The quick check will not detect Cooler files with corrupted index, as this requires the --validate-index option (note, this step requires a corrupted .mcool file such as 4DNFI9GMP2J8.mcool):

user@dev:/tmp$ hictk validate --validate-index 4DNFI9GMP2J8.mcool::/resolutions/1000000
[2024-09-26 16:26:32.671] [info]: Running hictk v1.0.0-fbdcb591
{
    "bin_table_dtypes_ok": true,
    "bin_table_num_invalid_bins": 0,
    "bin_table_shape_ok": true,
    "file_was_properly_closed": true,
    "format": "cool",
    "index_is_valid": "pixels between 0-2850 are not sorted in ascending order (and very likely contain duplicate entries)",
    "is_hdf5": true,
    "is_valid_cooler": false,
    "missing_groups": [],
    "missing_or_invalid_bin_type_attr": false,
    "missing_or_invalid_format_attr": false,
    "pixels_are_symmetric_upper": "not_checked",
    "pixels_are_unique": "not_checked",
    "pixels_have_valid_counts": "not_checked",
    "unable_to_open_file": false,
    "uri": "4DNFI9GMP2J8.mcool::/resolutions/100000"
}
### FAILURE: "4DNFI9GMP2J8.mcool::/resolutions/100000" does not point to valid Cooler.

In addition, when validating .[ms]cool files, the --validate-pixels flag can be used to detect malformed or invalid pixels such as:

  • Unsorted pixels (this is usually a consequence of the file index corruption outlined above).

  • File has storage-mode="symmetric-upper" but pixels overlap with the lower-triangular matrix.

  • File contains duplicate pixels (note that this only checks consecutive values. If duplicate pixels are present but are not consecutive, they will be detected by the first check).

  • Pixels have invalid count values (e.g., pixels have 0 interactions).

When launched with default settings, hictk validate outputs its report in .json format. The output format can be changed using the --output-format option. Output to stdout can be completely suppressed by providing the --quiet option (the outcome of file validation can still be determined based on hictk’s exit code). When processing multi-resolution or single-cell files, hictk validate returns as soon as the first validation failure is encountered. This behavior can be changed by specifying the --exhaustive flag.

Restoring corrupted .mcool files

Luckily, the base resolution of .mcool files corrupted as described in Cooler index corruption is still valid, and so corrupted resolutions can be regenerated from the base resolution.

File restoration is automated with hictk fix-mcool:

hictk fix-mcool 4DNFI9GMP2J8.mcool 4DNFI9GMP2J8.fixed.mcool

hictk fix-mcool is basically a wrapper around hictk zoomify and hictk balance.

When balancing, hictk fix-mcool will try to use the same parameters used to balance the original .mcool file. When this is not possible, hictk fix-mcool will fall back to the default parameters used by hictk balance.

To improve performance, consider using the --in-memory and/or --threads CLI options when appropriate (see Balancing Hi-C matrices for more details).

→ **Exercise aim**
Reproduce the hictk text from "Restoring corrupted .mcool" to "for more details).", putting "settings" wherever "parameters" appears.

→ **Information provided**
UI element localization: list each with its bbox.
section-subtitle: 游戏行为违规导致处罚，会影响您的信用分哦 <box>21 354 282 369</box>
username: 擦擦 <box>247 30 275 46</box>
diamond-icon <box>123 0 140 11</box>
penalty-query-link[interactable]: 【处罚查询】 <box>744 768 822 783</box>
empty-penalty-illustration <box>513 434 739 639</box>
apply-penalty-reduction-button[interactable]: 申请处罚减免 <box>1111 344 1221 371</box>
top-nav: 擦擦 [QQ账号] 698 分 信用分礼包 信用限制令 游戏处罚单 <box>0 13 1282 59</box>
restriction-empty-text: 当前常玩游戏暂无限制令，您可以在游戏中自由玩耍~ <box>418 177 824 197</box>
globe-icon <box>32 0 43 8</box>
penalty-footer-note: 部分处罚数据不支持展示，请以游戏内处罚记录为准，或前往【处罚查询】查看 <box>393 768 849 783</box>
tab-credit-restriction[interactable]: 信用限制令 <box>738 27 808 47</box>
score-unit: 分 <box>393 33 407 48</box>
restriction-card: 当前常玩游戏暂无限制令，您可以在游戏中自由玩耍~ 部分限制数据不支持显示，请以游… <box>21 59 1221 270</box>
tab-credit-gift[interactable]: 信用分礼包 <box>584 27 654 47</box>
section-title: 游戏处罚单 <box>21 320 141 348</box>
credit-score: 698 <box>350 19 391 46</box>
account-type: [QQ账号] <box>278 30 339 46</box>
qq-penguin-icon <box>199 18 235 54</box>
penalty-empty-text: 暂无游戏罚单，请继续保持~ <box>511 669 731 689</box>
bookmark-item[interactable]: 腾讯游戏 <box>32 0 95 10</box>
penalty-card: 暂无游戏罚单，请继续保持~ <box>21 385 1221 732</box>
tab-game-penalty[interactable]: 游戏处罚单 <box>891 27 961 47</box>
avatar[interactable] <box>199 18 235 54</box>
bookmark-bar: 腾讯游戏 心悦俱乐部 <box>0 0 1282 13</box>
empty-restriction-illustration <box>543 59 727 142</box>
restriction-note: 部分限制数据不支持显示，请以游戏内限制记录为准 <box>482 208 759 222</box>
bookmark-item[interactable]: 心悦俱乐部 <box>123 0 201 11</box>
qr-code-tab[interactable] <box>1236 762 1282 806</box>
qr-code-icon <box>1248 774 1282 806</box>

→ **Answer space**
Restoring corrupted .mcool files

Luckily, the base resolution of .mcool files corrupted as described in Cooler index corruption is still valid, and so corrupted resolutions can be regenerated from the base resolution.

File restoration is automated with hictk fix-mcool:

hictk fix-mcool 4DNFI9GMP2J8.mcool 4DNFI9GMP2J8.fixed.mcool

hictk fix-mcool is basically a wrapper around hictk zoomify and hictk balance.

When balancing, hictk fix-mcool will try to use the same settings used to balance the original .mcool file. When this is not possible, hictk fix-mcool will fall back to the default settings used by hictk balance.

To improve performance, consider using the --in-memory and/or --threads CLI options when appropriate (see Balancing Hi-C matrices for more details).